- Do this:
Each entry should be quoted word for word, including every mark of punctuation.

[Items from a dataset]
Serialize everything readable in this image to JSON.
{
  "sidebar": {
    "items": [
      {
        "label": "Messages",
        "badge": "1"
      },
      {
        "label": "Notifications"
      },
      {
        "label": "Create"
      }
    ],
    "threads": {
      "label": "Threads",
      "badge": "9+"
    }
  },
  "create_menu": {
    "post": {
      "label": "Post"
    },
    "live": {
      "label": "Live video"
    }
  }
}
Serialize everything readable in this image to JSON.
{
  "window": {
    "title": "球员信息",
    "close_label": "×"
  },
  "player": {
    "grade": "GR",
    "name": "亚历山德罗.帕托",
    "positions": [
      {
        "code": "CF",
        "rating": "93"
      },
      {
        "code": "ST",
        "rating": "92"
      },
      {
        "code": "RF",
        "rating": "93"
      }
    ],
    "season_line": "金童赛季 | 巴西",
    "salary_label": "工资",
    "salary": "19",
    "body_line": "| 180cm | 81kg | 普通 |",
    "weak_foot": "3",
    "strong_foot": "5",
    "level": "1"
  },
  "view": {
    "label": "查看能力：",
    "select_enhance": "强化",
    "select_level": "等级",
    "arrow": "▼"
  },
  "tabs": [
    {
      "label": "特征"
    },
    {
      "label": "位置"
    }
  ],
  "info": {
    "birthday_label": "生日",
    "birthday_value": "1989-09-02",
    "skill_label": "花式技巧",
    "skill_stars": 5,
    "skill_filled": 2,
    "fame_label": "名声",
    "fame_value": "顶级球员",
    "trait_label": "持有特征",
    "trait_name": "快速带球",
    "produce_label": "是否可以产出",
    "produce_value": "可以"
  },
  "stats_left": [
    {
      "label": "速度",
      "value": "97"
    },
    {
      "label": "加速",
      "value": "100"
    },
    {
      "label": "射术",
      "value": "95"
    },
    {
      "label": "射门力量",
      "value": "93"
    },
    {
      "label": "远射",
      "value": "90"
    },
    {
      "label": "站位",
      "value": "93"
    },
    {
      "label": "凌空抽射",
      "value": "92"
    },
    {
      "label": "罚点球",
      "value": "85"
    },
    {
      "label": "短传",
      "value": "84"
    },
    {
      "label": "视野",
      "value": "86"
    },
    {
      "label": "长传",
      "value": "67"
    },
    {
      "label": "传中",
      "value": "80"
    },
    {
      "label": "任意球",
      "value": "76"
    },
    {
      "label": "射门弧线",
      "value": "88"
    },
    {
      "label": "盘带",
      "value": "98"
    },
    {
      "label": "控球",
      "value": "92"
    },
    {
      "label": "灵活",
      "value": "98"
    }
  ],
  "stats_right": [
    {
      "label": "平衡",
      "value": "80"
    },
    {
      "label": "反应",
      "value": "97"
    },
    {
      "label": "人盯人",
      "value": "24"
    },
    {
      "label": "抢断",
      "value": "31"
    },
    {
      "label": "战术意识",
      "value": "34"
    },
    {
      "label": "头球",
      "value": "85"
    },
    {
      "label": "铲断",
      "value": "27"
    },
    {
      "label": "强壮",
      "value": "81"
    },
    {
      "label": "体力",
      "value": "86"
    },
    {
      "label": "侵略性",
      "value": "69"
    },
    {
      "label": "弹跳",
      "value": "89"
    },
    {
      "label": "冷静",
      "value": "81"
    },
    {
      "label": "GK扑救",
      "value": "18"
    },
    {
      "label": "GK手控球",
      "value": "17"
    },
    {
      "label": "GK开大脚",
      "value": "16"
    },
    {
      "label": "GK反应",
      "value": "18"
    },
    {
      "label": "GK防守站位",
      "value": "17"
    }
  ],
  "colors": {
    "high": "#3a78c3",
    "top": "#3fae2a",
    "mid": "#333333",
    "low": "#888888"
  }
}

- Complete response:
Serialize everything readable in this image to JSON.
{
  "sidebar": {
    "items": [
      {
        "label": "Messages",
        "badge": "1"
      },
      {
        "label": "Notifications"
      },
      {
        "label": "Create"
      }
    ],
    "threads": {
      "label": "Threads",
      "badge": "9+"
    }
  },
  "create_menu": {
    "post": {
      "label": "Post"
    },
    "live": {
      "label": "Live video"
    }
  }
}
Serialize everything readable in this image to JSON.
{
  "window": {
    "title": "球员信息",
    "close_label": "×"
  },
  "player": {
    "grade": "GR",
    "name": "亚历山德罗.帕托",
    "positions": [
      {
        "code": "CF",
        "rating": "93"
      },
      {
        "code": "ST",
        "rating": "92"
      },
      {
        "code": "RF",
        "rating": "93"
      }
    ],
    "season_line": "金童赛季 | 巴西",
    "salary_label": "工资",
    "salary": "19",
    "body_line": "| 180cm | 81kg | 普通 |",
    "weak_foot": "3",
    "strong_foot": "5",
    "level": "1"
  },
  "view": {
    "label": "查看能力：",
    "select_enhance": "强化",
    "select_level": "等级",
    "arrow": "▼"
  },
  "tabs": [
    {
      "label": "特征"
    },
    {
      "label": "位置"
    }
  ],
  "info": {
    "birthday_label": "生日",
    "birthday_value": "1989-09-02",
    "skill_label": "花式技巧",
    "skill_stars": 5,
    "skill_filled": 2,
    "fame_label": "名声",
    "fame_value": "顶级球员",
    "trait_label": "持有特征",
    "trait_name": "快速带球",
    "produce_label": "是否可以产出",
    "produce_value": "可以"
  },
  "stats_left": [
    {
      "label": "速度",
      "value": "97"
    },
    {
      "label": "加速",
      "value": "100"
    },
    {
      "label": "射术",
      "value": "95"
    },
    {
      "label": "射门力量",
      "value": "93"
    },
    {
      "label": "远射",
      "value": "90"
    },
    {
      "label": "站位",
      "value": "93"
    },
    {
      "label": "凌空抽射",
      "value": "92"
    },
    {
      "label": "罚点球",
      "value": "85"
    },
    {
      "label": "短传",
      "value": "84"
    },
    {
      "label": "视野",
      "value": "86"
    },
    {
      "label": "长传",
      "value": "67"
    },
    {
      "label": "传中",
      "value": "80"
    },
    {
      "label": "任意球",
      "value": "76"
    },
    {
      "label": "射门弧线",
      "value": "88"
    },
    {
      "label": "盘带",
      "value": "98"
    },
    {
      "label": "控球",
      "value": "92"
    },
    {
      "label": "灵活",
      "value": "98"
    }
  ],
  "stats_right": [
    {
      "label": "平衡",
      "value": "80"
    },
    {
      "label": "反应",
      "value": "97"
    },
    {
      "label": "人盯人",
      "value": "24"
    },
    {
      "label": "抢断",
      "value": "31"
    },
    {
      "label": "战术意识",
      "value": "34"
    },
    {
      "label": "头球",
      "value": "85"
    },
    {
      "label": "铲断",
      "value": "27"
    },
    {
      "label": "强壮",
      "value": "81"
    },
    {
      "label": "体力",
      "value": "86"
    },
    {
      "label": "侵略性",
      "value": "69"
    },
    {
      "label": "弹跳",
      "value": "89"
    },
    {
      "label": "冷静",
      "value": "81"
    },
    {
      "label": "GK扑救",
      "value": "18"
    },
    {
      "label": "GK手控球",
      "value": "17"
    },
    {
      "label": "GK开大脚",
      "value": "16"
    },
    {
      "label": "GK反应",
      "value": "18"
    },
    {
      "label": "GK防守站位",
      "value": "17"
    }
  ],
  "colors": {
    "high": "#3a78c3",
    "top": "#3fae2a",
    "mid": "#333333",
    "low": "#888888"
  }
}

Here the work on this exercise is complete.